▼

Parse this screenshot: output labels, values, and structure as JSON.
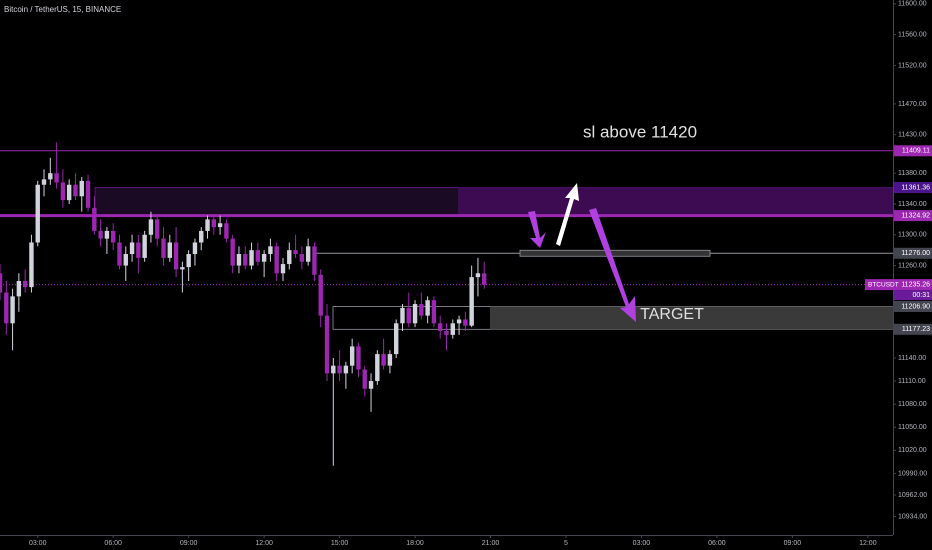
{
  "chart_data": {
    "type": "candlestick",
    "title": "Bitcoin / TetherUS, 15, BINANCE",
    "up_color": "#d1d4dc",
    "down_color": "#9c27b0",
    "xlim": [
      0,
      142
    ],
    "xticks": [
      {
        "value": 6,
        "label": "03:00"
      },
      {
        "value": 18,
        "label": "06:00"
      },
      {
        "value": 30,
        "label": "09:00"
      },
      {
        "value": 42,
        "label": "12:00"
      },
      {
        "value": 54,
        "label": "15:00"
      },
      {
        "value": 66,
        "label": "18:00"
      },
      {
        "value": 78,
        "label": "21:00"
      },
      {
        "value": 90,
        "label": "5"
      },
      {
        "value": 102,
        "label": "03:00"
      },
      {
        "value": 114,
        "label": "06:00"
      },
      {
        "value": 126,
        "label": "09:00"
      },
      {
        "value": 138,
        "label": "12:00"
      }
    ],
    "ylim": [
      10910,
      11605
    ],
    "yticks": [
      {
        "value": 11600,
        "label": "11600.00"
      },
      {
        "value": 11560,
        "label": "11560.00"
      },
      {
        "value": 11520,
        "label": "11520.00"
      },
      {
        "value": 11470,
        "label": "11470.00"
      },
      {
        "value": 11430,
        "label": "11430.00"
      },
      {
        "value": 11380,
        "label": "11380.00"
      },
      {
        "value": 11340,
        "label": "11340.00"
      },
      {
        "value": 11300,
        "label": "11300.00"
      },
      {
        "value": 11260,
        "label": "11260.00"
      },
      {
        "value": 11140,
        "label": "11140.00"
      },
      {
        "value": 11110,
        "label": "11110.00"
      },
      {
        "value": 11080,
        "label": "11080.00"
      },
      {
        "value": 11050,
        "label": "11050.00"
      },
      {
        "value": 11020,
        "label": "11020.00"
      },
      {
        "value": 10990,
        "label": "10990.00"
      },
      {
        "value": 10962,
        "label": "10962.00"
      },
      {
        "value": 10934,
        "label": "10934.00"
      }
    ],
    "open": [
      11250,
      11225,
      11185,
      11220,
      11240,
      11232,
      11290,
      11365,
      11372,
      11380,
      11368,
      11345,
      11365,
      11350,
      11370,
      11335,
      11305,
      11295,
      11305,
      11290,
      11260,
      11275,
      11290,
      11270,
      11300,
      11320,
      11295,
      11270,
      11290,
      11255,
      11258,
      11275,
      11290,
      11305,
      11320,
      11310,
      11315,
      11295,
      11260,
      11275,
      11260,
      11280,
      11265,
      11275,
      11285,
      11250,
      11262,
      11280,
      11275,
      11265,
      11285,
      11248,
      11195,
      11120,
      11130,
      11120,
      11130,
      11155,
      11125,
      11100,
      11110,
      11145,
      11130,
      11145,
      11185,
      11205,
      11185,
      11210,
      11195,
      11215,
      11185,
      11175,
      11170,
      11185,
      11190,
      11182,
      11245,
      11250
    ],
    "high": [
      11262,
      11240,
      11230,
      11250,
      11255,
      11300,
      11370,
      11385,
      11400,
      11420,
      11385,
      11372,
      11380,
      11375,
      11378,
      11350,
      11320,
      11310,
      11315,
      11300,
      11285,
      11300,
      11300,
      11305,
      11330,
      11325,
      11310,
      11300,
      11310,
      11265,
      11280,
      11295,
      11310,
      11325,
      11325,
      11325,
      11320,
      11300,
      11285,
      11285,
      11290,
      11290,
      11280,
      11295,
      11290,
      11270,
      11290,
      11300,
      11285,
      11295,
      11290,
      11255,
      11210,
      11140,
      11150,
      11135,
      11165,
      11160,
      11130,
      11120,
      11150,
      11165,
      11150,
      11190,
      11210,
      11225,
      11215,
      11225,
      11220,
      11220,
      11195,
      11185,
      11190,
      11195,
      11200,
      11260,
      11270,
      11265
    ],
    "low": [
      11215,
      11170,
      11150,
      11200,
      11225,
      11225,
      11285,
      11350,
      11365,
      11360,
      11335,
      11340,
      11345,
      11330,
      11330,
      11300,
      11285,
      11275,
      11280,
      11255,
      11240,
      11265,
      11250,
      11265,
      11290,
      11285,
      11260,
      11265,
      11245,
      11225,
      11240,
      11260,
      11280,
      11295,
      11300,
      11300,
      11290,
      11250,
      11250,
      11255,
      11255,
      11260,
      11245,
      11265,
      11240,
      11240,
      11255,
      11270,
      11255,
      11260,
      11240,
      11180,
      11110,
      11000,
      11110,
      11100,
      11120,
      11115,
      11090,
      11070,
      11105,
      11125,
      11120,
      11140,
      11175,
      11180,
      11180,
      11190,
      11185,
      11180,
      11165,
      11150,
      11165,
      11170,
      11175,
      11180,
      11220,
      11230
    ],
    "close": [
      11225,
      11185,
      11220,
      11240,
      11232,
      11290,
      11365,
      11372,
      11380,
      11368,
      11345,
      11365,
      11350,
      11370,
      11335,
      11305,
      11295,
      11305,
      11290,
      11260,
      11275,
      11290,
      11270,
      11300,
      11320,
      11295,
      11270,
      11290,
      11255,
      11258,
      11275,
      11290,
      11305,
      11320,
      11310,
      11315,
      11295,
      11260,
      11275,
      11260,
      11280,
      11265,
      11275,
      11285,
      11250,
      11262,
      11280,
      11275,
      11265,
      11285,
      11248,
      11195,
      11120,
      11130,
      11120,
      11130,
      11155,
      11125,
      11100,
      11110,
      11145,
      11130,
      11145,
      11185,
      11205,
      11185,
      11210,
      11195,
      11215,
      11185,
      11175,
      11170,
      11185,
      11190,
      11182,
      11245,
      11250,
      11235
    ],
    "levels": [
      {
        "value": 11409.11,
        "label": "11409.11",
        "color": "#9c27b0"
      },
      {
        "value": 11361.36,
        "label": "11361.36",
        "color": "#4a148c"
      },
      {
        "value": 11324.92,
        "label": "11324.92",
        "color": "#9c27b0"
      },
      {
        "value": 11276.0,
        "label": "11276.00",
        "color": "#434651"
      },
      {
        "value": 11235.26,
        "label": "11235.26",
        "color": "#9c27b0"
      },
      {
        "value": 11206.9,
        "label": "11206.90",
        "color": "#434651"
      },
      {
        "value": 11177.23,
        "label": "11177.23",
        "color": "#434651"
      }
    ],
    "symbol": "BTCUSDT",
    "timer": "00:31",
    "annotations": [
      "sl above 11420",
      "TARGET"
    ]
  }
}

▲

● **Given instruction**: Keep the pictures out of the copy and return the rest of the data above exactly.

● **Output of the task**:
Parse this screenshot: output labels, values, and structure as JSON.
{
  "chart_data": {
    "type": "candlestick",
    "title": "Bitcoin / TetherUS, 15, BINANCE",
    "up_color": "#d1d4dc",
    "down_color": "#9c27b0",
    "xlim": [
      0,
      142
    ],
    "xticks": [
      {
        "value": 6,
        "label": "03:00"
      },
      {
        "value": 18,
        "label": "06:00"
      },
      {
        "value": 30,
        "label": "09:00"
      },
      {
        "value": 42,
        "label": "12:00"
      },
      {
        "value": 54,
        "label": "15:00"
      },
      {
        "value": 66,
        "label": "18:00"
      },
      {
        "value": 78,
        "label": "21:00"
      },
      {
        "value": 90,
        "label": "5"
      },
      {
        "value": 102,
        "label": "03:00"
      },
      {
        "value": 114,
        "label": "06:00"
      },
      {
        "value": 126,
        "label": "09:00"
      },
      {
        "value": 138,
        "label": "12:00"
      }
    ],
    "ylim": [
      10910,
      11605
    ],
    "yticks": [
      {
        "value": 11600,
        "label": "11600.00"
      },
      {
        "value": 11560,
        "label": "11560.00"
      },
      {
        "value": 11520,
        "label": "11520.00"
      },
      {
        "value": 11470,
        "label": "11470.00"
      },
      {
        "value": 11430,
        "label": "11430.00"
      },
      {
        "value": 11380,
        "label": "11380.00"
      },
      {
        "value": 11340,
        "label": "11340.00"
      },
      {
        "value": 11300,
        "label": "11300.00"
      },
      {
        "value": 11260,
        "label": "11260.00"
      },
      {
        "value": 11140,
        "label": "11140.00"
      },
      {
        "value": 11110,
        "label": "11110.00"
      },
      {
        "value": 11080,
        "label": "11080.00"
      },
      {
        "value": 11050,
        "label": "11050.00"
      },
      {
        "value": 11020,
        "label": "11020.00"
      },
      {
        "value": 10990,
        "label": "10990.00"
      },
      {
        "value": 10962,
        "label": "10962.00"
      },
      {
        "value": 10934,
        "label": "10934.00"
      }
    ],
    "open": [
      11250,
      11225,
      11185,
      11220,
      11240,
      11232,
      11290,
      11365,
      11372,
      11380,
      11368,
      11345,
      11365,
      11350,
      11370,
      11335,
      11305,
      11295,
      11305,
      11290,
      11260,
      11275,
      11290,
      11270,
      11300,
      11320,
      11295,
      11270,
      11290,
      11255,
      11258,
      11275,
      11290,
      11305,
      11320,
      11310,
      11315,
      11295,
      11260,
      11275,
      11260,
      11280,
      11265,
      11275,
      11285,
      11250,
      11262,
      11280,
      11275,
      11265,
      11285,
      11248,
      11195,
      11120,
      11130,
      11120,
      11130,
      11155,
      11125,
      11100,
      11110,
      11145,
      11130,
      11145,
      11185,
      11205,
      11185,
      11210,
      11195,
      11215,
      11185,
      11175,
      11170,
      11185,
      11190,
      11182,
      11245,
      11250
    ],
    "high": [
      11262,
      11240,
      11230,
      11250,
      11255,
      11300,
      11370,
      11385,
      11400,
      11420,
      11385,
      11372,
      11380,
      11375,
      11378,
      11350,
      11320,
      11310,
      11315,
      11300,
      11285,
      11300,
      11300,
      11305,
      11330,
      11325,
      11310,
      11300,
      11310,
      11265,
      11280,
      11295,
      11310,
      11325,
      11325,
      11325,
      11320,
      11300,
      11285,
      11285,
      11290,
      11290,
      11280,
      11295,
      11290,
      11270,
      11290,
      11300,
      11285,
      11295,
      11290,
      11255,
      11210,
      11140,
      11150,
      11135,
      11165,
      11160,
      11130,
      11120,
      11150,
      11165,
      11150,
      11190,
      11210,
      11225,
      11215,
      11225,
      11220,
      11220,
      11195,
      11185,
      11190,
      11195,
      11200,
      11260,
      11270,
      11265
    ],
    "low": [
      11215,
      11170,
      11150,
      11200,
      11225,
      11225,
      11285,
      11350,
      11365,
      11360,
      11335,
      11340,
      11345,
      11330,
      11330,
      11300,
      11285,
      11275,
      11280,
      11255,
      11240,
      11265,
      11250,
      11265,
      11290,
      11285,
      11260,
      11265,
      11245,
      11225,
      11240,
      11260,
      11280,
      11295,
      11300,
      11300,
      11290,
      11250,
      11250,
      11255,
      11255,
      11260,
      11245,
      11265,
      11240,
      11240,
      11255,
      11270,
      11255,
      11260,
      11240,
      11180,
      11110,
      11000,
      11110,
      11100,
      11120,
      11115,
      11090,
      11070,
      11105,
      11125,
      11120,
      11140,
      11175,
      11180,
      11180,
      11190,
      11185,
      11180,
      11165,
      11150,
      11165,
      11170,
      11175,
      11180,
      11220,
      11230
    ],
    "close": [
      11225,
      11185,
      11220,
      11240,
      11232,
      11290,
      11365,
      11372,
      11380,
      11368,
      11345,
      11365,
      11350,
      11370,
      11335,
      11305,
      11295,
      11305,
      11290,
      11260,
      11275,
      11290,
      11270,
      11300,
      11320,
      11295,
      11270,
      11290,
      11255,
      11258,
      11275,
      11290,
      11305,
      11320,
      11310,
      11315,
      11295,
      11260,
      11275,
      11260,
      11280,
      11265,
      11275,
      11285,
      11250,
      11262,
      11280,
      11275,
      11265,
      11285,
      11248,
      11195,
      11120,
      11130,
      11120,
      11130,
      11155,
      11125,
      11100,
      11110,
      11145,
      11130,
      11145,
      11185,
      11205,
      11185,
      11210,
      11195,
      11215,
      11185,
      11175,
      11170,
      11185,
      11190,
      11182,
      11245,
      11250,
      11235
    ],
    "levels": [
      {
        "value": 11409.11,
        "label": "11409.11",
        "color": "#9c27b0"
      },
      {
        "value": 11361.36,
        "label": "11361.36",
        "color": "#4a148c"
      },
      {
        "value": 11324.92,
        "label": "11324.92",
        "color": "#9c27b0"
      },
      {
        "value": 11276.0,
        "label": "11276.00",
        "color": "#434651"
      },
      {
        "value": 11235.26,
        "label": "11235.26",
        "color": "#9c27b0"
      },
      {
        "value": 11206.9,
        "label": "11206.90",
        "color": "#434651"
      },
      {
        "value": 11177.23,
        "label": "11177.23",
        "color": "#434651"
      }
    ],
    "symbol": "BTCUSDT",
    "timer": "00:31",
    "annotations": [
      "sl above 11420",
      "TARGET"
    ]
  }
}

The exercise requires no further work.